** START OF MATERIAL PROVIDED **

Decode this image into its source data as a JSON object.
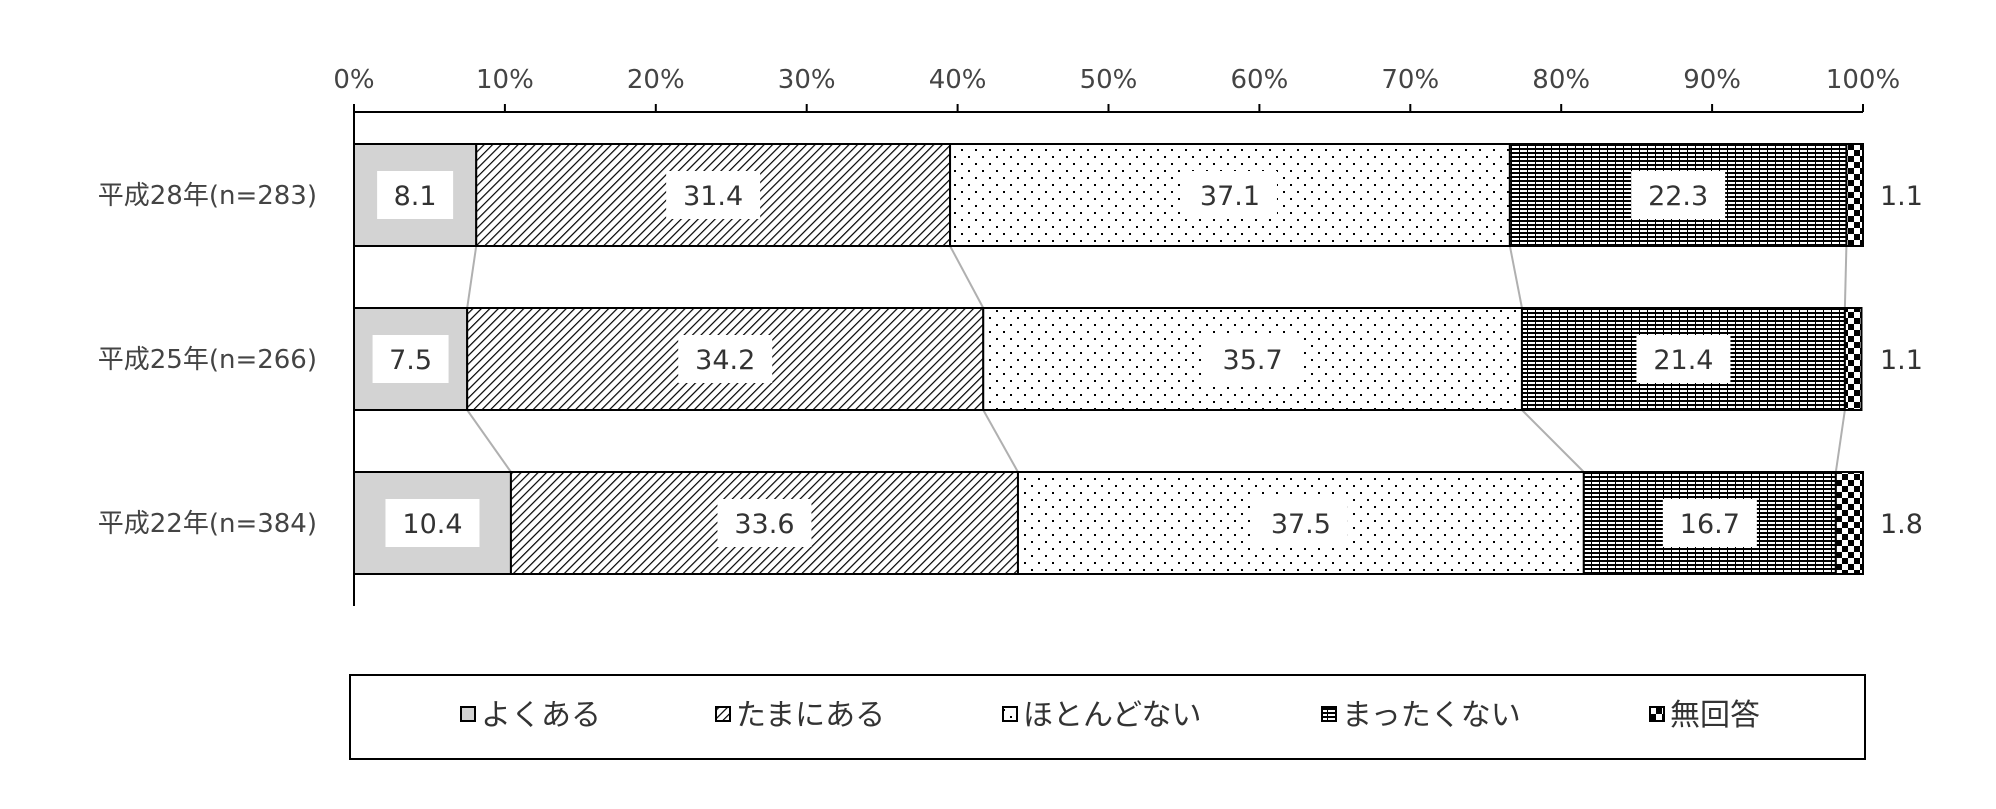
{
  "chart_data": {
    "type": "bar",
    "orientation": "horizontal",
    "stacked": "percent",
    "categories": [
      "平成28年(n=283)",
      "平成25年(n=266)",
      "平成22年(n=384)"
    ],
    "series": [
      {
        "name": "よくある",
        "values": [
          8.1,
          7.5,
          10.4
        ],
        "pattern": "solid-gray"
      },
      {
        "name": "たまにある",
        "values": [
          31.4,
          34.2,
          33.6
        ],
        "pattern": "diagonal-hatch"
      },
      {
        "name": "ほとんどない",
        "values": [
          37.1,
          35.7,
          37.5
        ],
        "pattern": "dots"
      },
      {
        "name": "まったくない",
        "values": [
          22.3,
          21.4,
          16.7
        ],
        "pattern": "horizontal-lines"
      },
      {
        "name": "無回答",
        "values": [
          1.1,
          1.1,
          1.8
        ],
        "pattern": "checker"
      }
    ],
    "value_labels": [
      [
        "8.1",
        "31.4",
        "37.1",
        "22.3",
        "1.1"
      ],
      [
        "7.5",
        "34.2",
        "35.7",
        "21.4",
        "1.1"
      ],
      [
        "10.4",
        "33.6",
        "37.5",
        "16.7",
        "1.8"
      ]
    ],
    "x_ticks": [
      "0%",
      "10%",
      "20%",
      "30%",
      "40%",
      "50%",
      "60%",
      "70%",
      "80%",
      "90%",
      "100%"
    ],
    "xlim": [
      0,
      100
    ],
    "legend_position": "bottom",
    "series_lines": true,
    "colors": {
      "gray_fill": "#d3d3d3",
      "ink": "#000000",
      "text": "#444444",
      "connector": "#b0b0b0"
    }
  }
}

** END OF MATERIAL PROVIDED **

**EXERCISE PROMPT**
Show every line in the records above that contains the word "pattern".

**RESULT FOR THIS EXERCISE**
        "pattern": "solid-gray"
        "pattern": "diagonal-hatch"
        "pattern": "dots"
        "pattern": "horizontal-lines"
        "pattern": "checker"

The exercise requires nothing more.